### Task directions
Return each line containing "this".

### Extracts from a graphics dataset
START

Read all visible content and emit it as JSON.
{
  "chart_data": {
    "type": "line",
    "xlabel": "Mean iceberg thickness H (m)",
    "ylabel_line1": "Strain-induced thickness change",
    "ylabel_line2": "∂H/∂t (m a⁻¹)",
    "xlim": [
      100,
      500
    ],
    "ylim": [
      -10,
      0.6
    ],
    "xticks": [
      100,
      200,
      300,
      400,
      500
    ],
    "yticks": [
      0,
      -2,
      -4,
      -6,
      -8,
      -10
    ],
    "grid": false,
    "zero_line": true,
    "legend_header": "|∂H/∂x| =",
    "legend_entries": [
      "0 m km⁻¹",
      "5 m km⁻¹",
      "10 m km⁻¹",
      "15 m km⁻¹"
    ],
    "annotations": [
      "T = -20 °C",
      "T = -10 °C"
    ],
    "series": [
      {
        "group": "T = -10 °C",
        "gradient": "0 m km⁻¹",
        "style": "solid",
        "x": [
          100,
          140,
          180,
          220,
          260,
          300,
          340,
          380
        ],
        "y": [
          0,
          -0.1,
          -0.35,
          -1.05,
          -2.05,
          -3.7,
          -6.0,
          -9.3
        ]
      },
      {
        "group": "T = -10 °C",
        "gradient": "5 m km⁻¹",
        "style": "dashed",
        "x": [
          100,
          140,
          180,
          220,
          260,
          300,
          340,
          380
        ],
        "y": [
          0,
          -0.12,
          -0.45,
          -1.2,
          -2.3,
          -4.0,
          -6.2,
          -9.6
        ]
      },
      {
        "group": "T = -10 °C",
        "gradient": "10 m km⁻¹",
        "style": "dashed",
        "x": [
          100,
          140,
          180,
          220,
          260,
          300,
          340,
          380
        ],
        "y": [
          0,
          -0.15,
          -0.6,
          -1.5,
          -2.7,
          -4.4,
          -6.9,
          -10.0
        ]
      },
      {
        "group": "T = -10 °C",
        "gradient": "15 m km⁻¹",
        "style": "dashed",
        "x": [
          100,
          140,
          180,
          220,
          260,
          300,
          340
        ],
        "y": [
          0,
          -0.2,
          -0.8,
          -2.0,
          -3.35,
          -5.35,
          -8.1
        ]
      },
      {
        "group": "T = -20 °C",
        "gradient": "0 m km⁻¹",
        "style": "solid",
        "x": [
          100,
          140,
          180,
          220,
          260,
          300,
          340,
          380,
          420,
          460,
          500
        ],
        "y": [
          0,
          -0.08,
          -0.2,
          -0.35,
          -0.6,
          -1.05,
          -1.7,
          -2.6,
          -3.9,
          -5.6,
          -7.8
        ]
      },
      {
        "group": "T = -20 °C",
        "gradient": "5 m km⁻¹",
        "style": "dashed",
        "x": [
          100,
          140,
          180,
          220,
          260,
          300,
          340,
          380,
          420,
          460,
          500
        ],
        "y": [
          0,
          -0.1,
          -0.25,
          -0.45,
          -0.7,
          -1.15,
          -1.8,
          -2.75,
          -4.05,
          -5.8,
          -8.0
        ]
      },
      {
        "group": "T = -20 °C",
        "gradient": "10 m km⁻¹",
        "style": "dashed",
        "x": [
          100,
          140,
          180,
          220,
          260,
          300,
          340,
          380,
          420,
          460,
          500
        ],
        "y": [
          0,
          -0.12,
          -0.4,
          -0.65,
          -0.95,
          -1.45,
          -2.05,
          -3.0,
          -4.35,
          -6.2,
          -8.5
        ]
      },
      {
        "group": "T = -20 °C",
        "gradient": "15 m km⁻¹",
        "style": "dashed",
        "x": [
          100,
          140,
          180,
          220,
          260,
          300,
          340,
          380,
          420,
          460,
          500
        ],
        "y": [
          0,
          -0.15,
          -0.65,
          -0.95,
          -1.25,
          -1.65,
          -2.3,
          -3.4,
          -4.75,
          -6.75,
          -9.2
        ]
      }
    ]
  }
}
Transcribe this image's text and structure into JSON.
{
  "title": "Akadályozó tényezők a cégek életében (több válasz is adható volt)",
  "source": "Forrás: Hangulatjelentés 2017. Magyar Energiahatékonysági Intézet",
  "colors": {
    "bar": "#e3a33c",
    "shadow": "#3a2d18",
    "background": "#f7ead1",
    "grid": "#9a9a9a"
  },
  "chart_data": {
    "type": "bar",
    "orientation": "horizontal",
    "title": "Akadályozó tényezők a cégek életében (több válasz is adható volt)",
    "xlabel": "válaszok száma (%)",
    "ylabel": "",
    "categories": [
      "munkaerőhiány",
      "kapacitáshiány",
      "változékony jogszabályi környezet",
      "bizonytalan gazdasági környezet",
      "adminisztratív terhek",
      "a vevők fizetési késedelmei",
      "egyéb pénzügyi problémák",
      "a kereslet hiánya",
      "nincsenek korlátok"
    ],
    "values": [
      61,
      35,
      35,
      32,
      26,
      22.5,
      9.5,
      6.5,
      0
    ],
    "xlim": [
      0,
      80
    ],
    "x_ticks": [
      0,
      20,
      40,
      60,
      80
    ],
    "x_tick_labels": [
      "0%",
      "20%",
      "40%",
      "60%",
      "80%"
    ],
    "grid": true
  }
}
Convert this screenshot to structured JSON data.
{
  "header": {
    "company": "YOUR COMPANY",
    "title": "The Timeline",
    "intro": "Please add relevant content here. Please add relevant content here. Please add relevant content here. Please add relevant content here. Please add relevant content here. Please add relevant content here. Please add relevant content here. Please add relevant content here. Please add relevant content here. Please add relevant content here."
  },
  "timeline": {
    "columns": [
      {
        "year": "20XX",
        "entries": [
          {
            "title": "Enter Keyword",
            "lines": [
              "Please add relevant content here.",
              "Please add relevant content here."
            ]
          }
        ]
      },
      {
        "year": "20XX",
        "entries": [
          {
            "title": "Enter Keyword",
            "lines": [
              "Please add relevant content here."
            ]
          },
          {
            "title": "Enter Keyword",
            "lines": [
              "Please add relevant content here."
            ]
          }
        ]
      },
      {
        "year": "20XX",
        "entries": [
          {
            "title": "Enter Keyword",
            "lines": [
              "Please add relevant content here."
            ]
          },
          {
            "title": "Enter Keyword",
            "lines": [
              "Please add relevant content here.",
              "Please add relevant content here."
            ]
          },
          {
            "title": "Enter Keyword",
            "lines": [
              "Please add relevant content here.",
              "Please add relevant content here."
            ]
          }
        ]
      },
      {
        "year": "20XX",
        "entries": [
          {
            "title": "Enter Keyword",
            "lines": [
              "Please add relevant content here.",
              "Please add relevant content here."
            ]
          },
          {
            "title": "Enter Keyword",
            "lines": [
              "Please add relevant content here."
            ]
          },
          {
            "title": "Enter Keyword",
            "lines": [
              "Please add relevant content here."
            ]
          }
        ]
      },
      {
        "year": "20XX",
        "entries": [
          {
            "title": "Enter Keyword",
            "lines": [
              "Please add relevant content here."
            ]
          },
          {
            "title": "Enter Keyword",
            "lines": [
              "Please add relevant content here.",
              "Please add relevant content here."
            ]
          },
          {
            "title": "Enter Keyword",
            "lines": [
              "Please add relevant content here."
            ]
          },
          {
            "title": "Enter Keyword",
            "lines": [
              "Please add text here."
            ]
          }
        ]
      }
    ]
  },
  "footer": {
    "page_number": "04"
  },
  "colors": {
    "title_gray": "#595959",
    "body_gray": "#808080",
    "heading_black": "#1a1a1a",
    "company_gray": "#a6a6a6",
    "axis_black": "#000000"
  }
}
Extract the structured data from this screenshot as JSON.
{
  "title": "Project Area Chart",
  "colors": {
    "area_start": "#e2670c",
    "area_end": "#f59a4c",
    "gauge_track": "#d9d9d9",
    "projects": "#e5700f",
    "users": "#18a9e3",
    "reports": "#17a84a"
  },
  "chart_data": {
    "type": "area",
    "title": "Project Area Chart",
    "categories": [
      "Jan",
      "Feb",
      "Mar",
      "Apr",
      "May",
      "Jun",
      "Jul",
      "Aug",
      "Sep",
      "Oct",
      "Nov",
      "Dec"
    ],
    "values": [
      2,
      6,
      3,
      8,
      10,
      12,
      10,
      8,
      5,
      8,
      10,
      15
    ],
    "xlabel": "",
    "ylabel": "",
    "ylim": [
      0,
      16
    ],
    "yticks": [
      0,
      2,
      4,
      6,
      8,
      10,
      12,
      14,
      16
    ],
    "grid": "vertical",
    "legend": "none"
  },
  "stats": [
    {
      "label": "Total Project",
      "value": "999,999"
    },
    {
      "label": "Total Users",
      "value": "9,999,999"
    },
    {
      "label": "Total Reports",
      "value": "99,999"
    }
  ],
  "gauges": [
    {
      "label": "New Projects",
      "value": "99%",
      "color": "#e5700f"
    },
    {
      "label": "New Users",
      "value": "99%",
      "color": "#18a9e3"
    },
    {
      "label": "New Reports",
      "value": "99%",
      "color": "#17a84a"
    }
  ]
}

END

### Output of the task
Transcribe this image's text and structure into JSON.
Convert this screenshot to structured JSON data.
Extract the structured data from this screenshot as JSON.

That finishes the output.